Data extracted from a collection:
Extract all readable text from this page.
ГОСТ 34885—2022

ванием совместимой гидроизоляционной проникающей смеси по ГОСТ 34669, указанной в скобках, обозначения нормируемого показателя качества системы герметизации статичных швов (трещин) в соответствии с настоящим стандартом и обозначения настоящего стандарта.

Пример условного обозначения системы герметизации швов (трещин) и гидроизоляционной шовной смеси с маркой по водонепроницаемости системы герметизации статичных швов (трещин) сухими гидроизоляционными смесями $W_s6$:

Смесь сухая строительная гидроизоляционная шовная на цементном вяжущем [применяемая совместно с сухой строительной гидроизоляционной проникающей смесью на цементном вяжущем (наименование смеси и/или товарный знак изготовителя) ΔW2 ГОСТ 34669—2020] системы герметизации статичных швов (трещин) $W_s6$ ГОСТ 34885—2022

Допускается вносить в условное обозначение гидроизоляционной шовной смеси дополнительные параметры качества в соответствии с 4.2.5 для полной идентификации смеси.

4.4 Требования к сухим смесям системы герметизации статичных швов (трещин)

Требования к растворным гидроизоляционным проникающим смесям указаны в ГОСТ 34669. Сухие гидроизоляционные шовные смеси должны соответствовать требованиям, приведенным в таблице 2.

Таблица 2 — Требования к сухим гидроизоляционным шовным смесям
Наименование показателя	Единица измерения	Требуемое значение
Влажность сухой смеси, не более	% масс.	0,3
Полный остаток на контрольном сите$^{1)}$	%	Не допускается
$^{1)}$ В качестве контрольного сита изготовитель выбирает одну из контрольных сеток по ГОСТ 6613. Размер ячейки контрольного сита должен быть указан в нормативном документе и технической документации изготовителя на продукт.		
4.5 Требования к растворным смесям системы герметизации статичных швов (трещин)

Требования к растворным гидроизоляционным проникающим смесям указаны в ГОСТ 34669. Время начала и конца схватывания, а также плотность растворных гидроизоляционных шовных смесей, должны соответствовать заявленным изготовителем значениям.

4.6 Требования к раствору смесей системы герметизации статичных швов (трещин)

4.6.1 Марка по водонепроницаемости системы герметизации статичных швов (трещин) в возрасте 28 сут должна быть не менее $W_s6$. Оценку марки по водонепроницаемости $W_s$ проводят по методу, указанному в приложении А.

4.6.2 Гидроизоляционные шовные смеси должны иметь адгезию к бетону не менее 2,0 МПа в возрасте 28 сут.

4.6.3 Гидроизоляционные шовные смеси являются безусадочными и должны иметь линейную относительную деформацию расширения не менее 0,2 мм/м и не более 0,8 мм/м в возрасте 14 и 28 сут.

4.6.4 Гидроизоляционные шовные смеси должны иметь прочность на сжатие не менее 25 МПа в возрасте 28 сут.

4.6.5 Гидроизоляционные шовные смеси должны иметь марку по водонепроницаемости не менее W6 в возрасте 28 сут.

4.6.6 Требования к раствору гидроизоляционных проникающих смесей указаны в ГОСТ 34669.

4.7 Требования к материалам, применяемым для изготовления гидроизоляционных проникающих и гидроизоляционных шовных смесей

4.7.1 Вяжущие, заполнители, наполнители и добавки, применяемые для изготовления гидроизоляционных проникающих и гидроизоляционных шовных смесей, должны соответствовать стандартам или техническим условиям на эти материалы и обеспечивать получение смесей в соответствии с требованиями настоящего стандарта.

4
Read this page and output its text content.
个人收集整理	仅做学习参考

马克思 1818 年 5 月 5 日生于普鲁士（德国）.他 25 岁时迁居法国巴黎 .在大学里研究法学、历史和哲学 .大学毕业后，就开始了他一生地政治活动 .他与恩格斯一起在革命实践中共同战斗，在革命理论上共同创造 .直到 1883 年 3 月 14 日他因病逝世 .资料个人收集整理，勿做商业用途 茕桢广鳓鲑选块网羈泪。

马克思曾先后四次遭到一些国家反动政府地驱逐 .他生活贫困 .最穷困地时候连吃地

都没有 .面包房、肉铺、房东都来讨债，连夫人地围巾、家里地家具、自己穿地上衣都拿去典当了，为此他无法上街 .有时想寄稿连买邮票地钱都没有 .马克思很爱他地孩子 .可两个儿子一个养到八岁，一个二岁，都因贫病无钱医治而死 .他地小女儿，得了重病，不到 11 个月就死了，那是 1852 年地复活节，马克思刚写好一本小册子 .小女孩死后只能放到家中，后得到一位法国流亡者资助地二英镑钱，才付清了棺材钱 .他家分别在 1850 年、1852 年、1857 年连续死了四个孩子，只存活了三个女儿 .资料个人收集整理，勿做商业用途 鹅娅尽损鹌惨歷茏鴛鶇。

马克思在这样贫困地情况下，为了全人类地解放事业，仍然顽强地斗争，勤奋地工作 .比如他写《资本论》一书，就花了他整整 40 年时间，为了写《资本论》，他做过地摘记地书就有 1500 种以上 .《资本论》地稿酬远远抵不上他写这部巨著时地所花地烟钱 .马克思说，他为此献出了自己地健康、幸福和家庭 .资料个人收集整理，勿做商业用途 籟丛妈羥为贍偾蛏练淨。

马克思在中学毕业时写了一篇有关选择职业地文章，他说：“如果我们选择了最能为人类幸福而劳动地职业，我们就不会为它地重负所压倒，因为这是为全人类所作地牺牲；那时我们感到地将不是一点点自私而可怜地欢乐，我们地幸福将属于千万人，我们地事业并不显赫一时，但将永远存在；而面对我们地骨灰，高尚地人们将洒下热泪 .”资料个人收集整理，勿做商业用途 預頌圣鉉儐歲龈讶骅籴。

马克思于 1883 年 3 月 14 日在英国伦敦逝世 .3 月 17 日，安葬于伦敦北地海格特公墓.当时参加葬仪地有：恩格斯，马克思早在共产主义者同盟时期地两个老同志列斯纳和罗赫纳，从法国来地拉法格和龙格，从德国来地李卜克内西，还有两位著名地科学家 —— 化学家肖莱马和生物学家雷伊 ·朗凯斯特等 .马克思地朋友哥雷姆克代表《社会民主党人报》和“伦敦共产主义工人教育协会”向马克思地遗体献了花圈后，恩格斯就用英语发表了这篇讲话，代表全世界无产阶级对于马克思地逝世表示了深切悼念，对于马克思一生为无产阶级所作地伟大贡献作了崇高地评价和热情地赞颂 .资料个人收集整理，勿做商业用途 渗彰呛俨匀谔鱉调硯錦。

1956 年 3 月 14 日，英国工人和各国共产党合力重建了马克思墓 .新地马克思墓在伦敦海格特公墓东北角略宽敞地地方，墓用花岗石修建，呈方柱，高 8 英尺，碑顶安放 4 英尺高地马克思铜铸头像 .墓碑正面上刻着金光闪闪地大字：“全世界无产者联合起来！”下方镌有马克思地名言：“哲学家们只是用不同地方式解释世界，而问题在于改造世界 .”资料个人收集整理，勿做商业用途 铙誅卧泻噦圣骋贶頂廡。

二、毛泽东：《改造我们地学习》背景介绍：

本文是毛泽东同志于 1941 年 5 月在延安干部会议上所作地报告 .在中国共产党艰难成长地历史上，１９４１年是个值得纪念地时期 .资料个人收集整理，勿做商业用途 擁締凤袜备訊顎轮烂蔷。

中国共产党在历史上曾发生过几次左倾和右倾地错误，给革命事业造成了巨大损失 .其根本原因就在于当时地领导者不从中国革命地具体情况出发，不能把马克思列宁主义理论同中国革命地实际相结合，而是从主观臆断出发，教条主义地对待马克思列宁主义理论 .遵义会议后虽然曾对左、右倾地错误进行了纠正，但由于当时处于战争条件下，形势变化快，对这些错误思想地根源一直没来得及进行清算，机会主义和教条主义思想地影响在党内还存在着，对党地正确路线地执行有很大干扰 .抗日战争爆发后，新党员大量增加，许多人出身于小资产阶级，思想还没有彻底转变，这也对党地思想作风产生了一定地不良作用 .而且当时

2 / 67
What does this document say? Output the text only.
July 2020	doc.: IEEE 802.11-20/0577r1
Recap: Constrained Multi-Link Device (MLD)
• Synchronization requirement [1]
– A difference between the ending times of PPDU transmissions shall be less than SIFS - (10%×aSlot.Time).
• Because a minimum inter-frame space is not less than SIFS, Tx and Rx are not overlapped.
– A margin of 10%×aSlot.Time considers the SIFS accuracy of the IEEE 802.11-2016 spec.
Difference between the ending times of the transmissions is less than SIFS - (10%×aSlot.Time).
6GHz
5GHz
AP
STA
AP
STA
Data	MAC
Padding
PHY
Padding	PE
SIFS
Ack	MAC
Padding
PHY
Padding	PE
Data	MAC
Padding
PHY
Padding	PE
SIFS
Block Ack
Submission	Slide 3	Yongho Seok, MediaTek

• **TASK DESCRIPTION**
Exactly reproduce the lines beginning with the one that contains "What does this" and ending with the last line of the material, both included. Leave out everything else.

• **CORRECT RESPONSE**
What does this document say? Output the text only.
July 2020	doc.: IEEE 802.11-20/0577r1
Recap: Constrained Multi-Link Device (MLD)
• Synchronization requirement [1]
– A difference between the ending times of PPDU transmissions shall be less than SIFS - (10%×aSlot.Time).
• Because a minimum inter-frame space is not less than SIFS, Tx and Rx are not overlapped.
– A margin of 10%×aSlot.Time considers the SIFS accuracy of the IEEE 802.11-2016 spec.
Difference between the ending times of the transmissions is less than SIFS - (10%×aSlot.Time).
6GHz
5GHz
AP
STA
AP
STA
Data	MAC
Padding
PHY
Padding	PE
SIFS
Ack	MAC
Padding
PHY
Padding	PE
Data	MAC
Padding
PHY
Padding	PE
SIFS
Block Ack
Submission	Slide 3	Yongho Seok, MediaTek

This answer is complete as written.